=== GOAL OF THE EXERCISE ===
Look at the entries below and reproduce them exactly.

***** DATA SUPPLIED

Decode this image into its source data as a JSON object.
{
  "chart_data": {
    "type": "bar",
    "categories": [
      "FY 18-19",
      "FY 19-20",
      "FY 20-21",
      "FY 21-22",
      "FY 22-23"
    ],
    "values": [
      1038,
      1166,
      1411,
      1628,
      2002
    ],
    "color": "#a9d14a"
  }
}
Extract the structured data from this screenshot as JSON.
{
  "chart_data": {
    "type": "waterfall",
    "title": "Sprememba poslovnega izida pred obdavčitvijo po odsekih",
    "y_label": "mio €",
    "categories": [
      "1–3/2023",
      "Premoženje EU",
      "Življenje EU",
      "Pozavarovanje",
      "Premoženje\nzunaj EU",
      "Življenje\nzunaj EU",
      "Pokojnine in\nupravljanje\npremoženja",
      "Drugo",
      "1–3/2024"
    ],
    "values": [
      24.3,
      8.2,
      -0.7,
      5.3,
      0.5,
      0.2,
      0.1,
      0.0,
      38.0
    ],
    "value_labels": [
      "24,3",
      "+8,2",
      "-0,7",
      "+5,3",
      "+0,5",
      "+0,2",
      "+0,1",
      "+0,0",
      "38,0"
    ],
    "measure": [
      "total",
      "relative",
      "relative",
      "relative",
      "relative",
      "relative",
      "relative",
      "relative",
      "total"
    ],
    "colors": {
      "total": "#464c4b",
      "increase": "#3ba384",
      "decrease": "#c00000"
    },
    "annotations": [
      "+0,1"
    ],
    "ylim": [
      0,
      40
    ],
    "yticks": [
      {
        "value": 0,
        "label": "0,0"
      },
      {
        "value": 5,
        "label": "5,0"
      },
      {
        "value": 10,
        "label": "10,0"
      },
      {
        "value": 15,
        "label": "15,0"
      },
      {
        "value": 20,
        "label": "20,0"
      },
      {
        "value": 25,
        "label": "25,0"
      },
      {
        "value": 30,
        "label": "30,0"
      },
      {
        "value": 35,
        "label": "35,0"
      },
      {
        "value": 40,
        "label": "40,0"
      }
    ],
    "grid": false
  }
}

**********

=== TASK RESULT ===
Decode this image into its source data as a JSON object.
{
  "chart_data": {
    "type": "bar",
    "categories": [
      "FY 18-19",
      "FY 19-20",
      "FY 20-21",
      "FY 21-22",
      "FY 22-23"
    ],
    "values": [
      1038,
      1166,
      1411,
      1628,
      2002
    ],
    "color": "#a9d14a"
  }
}
Extract the structured data from this screenshot as JSON.
{
  "chart_data": {
    "type": "waterfall",
    "title": "Sprememba poslovnega izida pred obdavčitvijo po odsekih",
    "y_label": "mio €",
    "categories": [
      "1–3/2023",
      "Premoženje EU",
      "Življenje EU",
      "Pozavarovanje",
      "Premoženje\nzunaj EU",
      "Življenje\nzunaj EU",
      "Pokojnine in\nupravljanje\npremoženja",
      "Drugo",
      "1–3/2024"
    ],
    "values": [
      24.3,
      8.2,
      -0.7,
      5.3,
      0.5,
      0.2,
      0.1,
      0.0,
      38.0
    ],
    "value_labels": [
      "24,3",
      "+8,2",
      "-0,7",
      "+5,3",
      "+0,5",
      "+0,2",
      "+0,1",
      "+0,0",
      "38,0"
    ],
    "measure": [
      "total",
      "relative",
      "relative",
      "relative",
      "relative",
      "relative",
      "relative",
      "relative",
      "total"
    ],
    "colors": {
      "total": "#464c4b",
      "increase": "#3ba384",
      "decrease": "#c00000"
    },
    "annotations": [
      "+0,1"
    ],
    "ylim": [
      0,
      40
    ],
    "yticks": [
      {
        "value": 0,
        "label": "0,0"
      },
      {
        "value": 5,
        "label": "5,0"
      },
      {
        "value": 10,
        "label": "10,0"
      },
      {
        "value": 15,
        "label": "15,0"
      },
      {
        "value": 20,
        "label": "20,0"
      },
      {
        "value": 25,
        "label": "25,0"
      },
      {
        "value": 30,
        "label": "30,0"
      },
      {
        "value": 35,
        "label": "35,0"
      },
      {
        "value": 40,
        "label": "40,0"
      }
    ],
    "grid": false
  }
}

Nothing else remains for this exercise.